• Set problem
Whenever a line below holds the word "emoción", copy that line.

.....

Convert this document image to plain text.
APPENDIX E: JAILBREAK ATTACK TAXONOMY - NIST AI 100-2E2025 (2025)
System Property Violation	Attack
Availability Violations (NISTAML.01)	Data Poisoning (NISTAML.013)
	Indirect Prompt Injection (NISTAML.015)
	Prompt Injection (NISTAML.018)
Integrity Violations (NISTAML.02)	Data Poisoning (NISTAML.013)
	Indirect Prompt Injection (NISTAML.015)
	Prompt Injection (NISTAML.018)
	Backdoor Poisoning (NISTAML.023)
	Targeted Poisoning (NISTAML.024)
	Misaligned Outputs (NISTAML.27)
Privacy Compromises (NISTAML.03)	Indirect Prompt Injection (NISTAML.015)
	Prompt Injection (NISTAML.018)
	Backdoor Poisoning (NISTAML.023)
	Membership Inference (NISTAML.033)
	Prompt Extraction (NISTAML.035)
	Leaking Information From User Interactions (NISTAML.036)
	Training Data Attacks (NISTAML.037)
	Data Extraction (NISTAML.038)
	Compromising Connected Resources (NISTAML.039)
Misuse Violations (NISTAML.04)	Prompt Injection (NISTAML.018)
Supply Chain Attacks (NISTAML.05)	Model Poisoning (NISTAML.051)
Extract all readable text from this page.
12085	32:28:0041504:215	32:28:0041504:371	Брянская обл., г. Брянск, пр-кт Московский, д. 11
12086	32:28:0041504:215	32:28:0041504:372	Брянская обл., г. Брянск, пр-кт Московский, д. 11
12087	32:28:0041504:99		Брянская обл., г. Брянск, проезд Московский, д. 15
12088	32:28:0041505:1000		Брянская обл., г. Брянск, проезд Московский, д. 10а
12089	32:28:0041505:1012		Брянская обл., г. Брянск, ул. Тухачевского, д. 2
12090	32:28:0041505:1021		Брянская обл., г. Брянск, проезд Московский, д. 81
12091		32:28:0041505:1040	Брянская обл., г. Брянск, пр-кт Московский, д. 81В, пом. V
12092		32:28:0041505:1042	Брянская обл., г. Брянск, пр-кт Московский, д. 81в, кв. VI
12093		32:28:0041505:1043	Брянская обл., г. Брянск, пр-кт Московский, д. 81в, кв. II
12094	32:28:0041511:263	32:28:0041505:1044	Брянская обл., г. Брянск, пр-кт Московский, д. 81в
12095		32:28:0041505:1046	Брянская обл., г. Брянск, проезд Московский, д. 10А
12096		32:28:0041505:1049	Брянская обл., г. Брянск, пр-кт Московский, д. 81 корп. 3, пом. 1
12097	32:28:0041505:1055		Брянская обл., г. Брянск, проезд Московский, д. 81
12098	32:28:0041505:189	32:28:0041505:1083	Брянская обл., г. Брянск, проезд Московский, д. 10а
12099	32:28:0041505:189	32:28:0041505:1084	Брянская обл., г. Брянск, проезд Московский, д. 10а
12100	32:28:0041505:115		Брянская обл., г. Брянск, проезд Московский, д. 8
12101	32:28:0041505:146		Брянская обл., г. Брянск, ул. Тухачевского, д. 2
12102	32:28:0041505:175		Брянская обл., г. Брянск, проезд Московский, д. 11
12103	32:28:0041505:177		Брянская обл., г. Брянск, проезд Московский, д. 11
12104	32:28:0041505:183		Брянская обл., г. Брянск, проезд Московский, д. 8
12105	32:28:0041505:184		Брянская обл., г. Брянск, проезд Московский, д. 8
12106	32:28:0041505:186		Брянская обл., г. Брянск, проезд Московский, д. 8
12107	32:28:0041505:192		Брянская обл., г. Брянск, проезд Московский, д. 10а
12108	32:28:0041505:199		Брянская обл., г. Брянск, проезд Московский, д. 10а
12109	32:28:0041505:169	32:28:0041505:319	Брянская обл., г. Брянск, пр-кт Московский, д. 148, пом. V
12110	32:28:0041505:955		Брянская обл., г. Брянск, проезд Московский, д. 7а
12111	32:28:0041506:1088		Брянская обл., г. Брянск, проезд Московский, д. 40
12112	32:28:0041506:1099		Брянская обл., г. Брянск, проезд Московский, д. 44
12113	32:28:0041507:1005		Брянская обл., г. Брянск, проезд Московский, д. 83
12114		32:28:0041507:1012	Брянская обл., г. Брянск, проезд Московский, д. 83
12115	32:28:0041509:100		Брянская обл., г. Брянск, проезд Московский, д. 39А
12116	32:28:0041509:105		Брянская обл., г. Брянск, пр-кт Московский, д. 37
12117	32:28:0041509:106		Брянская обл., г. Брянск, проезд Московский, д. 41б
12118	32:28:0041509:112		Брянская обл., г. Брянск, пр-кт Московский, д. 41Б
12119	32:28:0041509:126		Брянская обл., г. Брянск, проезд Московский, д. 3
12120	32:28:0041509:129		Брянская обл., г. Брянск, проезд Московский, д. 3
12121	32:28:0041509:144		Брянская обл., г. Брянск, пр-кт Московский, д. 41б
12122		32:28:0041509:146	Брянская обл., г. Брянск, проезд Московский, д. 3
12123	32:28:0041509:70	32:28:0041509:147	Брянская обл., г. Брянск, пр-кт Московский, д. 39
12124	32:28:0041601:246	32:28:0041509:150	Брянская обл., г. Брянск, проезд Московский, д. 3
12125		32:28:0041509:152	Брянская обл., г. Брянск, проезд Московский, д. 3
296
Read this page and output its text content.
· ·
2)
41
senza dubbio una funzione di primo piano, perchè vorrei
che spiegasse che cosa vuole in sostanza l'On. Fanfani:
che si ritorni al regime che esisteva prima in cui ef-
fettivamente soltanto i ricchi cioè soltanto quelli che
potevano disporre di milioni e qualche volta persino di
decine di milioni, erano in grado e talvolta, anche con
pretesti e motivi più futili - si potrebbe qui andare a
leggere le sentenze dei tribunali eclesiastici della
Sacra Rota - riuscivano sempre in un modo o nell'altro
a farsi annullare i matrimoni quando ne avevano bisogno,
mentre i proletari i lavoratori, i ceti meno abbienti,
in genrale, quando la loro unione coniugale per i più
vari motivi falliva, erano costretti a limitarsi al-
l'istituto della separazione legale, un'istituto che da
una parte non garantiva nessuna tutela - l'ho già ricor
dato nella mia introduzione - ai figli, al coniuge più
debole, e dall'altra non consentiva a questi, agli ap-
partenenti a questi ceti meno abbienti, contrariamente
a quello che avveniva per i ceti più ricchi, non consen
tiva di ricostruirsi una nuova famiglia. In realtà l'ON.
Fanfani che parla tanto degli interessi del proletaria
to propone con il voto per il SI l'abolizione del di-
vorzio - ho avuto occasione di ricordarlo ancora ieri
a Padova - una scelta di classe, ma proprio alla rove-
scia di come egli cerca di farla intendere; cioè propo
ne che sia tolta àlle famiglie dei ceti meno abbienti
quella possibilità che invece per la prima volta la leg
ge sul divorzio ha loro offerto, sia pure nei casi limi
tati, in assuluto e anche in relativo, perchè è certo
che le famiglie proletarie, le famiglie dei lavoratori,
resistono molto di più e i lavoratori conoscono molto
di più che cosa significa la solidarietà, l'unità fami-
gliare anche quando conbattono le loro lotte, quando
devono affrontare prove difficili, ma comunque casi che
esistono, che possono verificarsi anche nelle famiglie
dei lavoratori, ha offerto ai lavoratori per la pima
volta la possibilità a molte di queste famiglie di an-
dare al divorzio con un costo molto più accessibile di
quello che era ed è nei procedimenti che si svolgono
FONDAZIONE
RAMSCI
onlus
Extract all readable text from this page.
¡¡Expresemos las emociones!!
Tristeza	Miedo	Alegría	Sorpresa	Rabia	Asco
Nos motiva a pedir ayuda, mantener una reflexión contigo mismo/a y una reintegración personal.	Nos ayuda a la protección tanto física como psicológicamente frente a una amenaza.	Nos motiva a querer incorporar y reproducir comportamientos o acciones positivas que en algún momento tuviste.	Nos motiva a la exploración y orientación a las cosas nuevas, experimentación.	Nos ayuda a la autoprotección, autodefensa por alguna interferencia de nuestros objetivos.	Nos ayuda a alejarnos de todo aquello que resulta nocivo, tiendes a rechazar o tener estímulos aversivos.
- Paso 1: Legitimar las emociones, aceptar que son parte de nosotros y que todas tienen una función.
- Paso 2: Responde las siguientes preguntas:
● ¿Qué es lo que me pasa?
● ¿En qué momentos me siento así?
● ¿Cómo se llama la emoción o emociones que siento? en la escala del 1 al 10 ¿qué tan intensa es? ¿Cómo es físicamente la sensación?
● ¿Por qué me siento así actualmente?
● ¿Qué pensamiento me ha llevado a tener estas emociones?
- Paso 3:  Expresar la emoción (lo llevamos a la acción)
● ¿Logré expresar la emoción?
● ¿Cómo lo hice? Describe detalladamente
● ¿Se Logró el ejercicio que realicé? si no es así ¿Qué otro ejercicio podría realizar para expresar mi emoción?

.....

• Solution to this exercise
● ¿Cómo se llama la emoción o emociones que siento? en la escala del 1 al 10 ¿qué tan intensa es? ¿Cómo es físicamente la sensación?
- Paso 3:  Expresar la emoción (lo llevamos a la acción)
● ¿Logré expresar la emoción?
● ¿Se Logró el ejercicio que realicé? si no es así ¿Qué otro ejercicio podría realizar para expresar mi emoción?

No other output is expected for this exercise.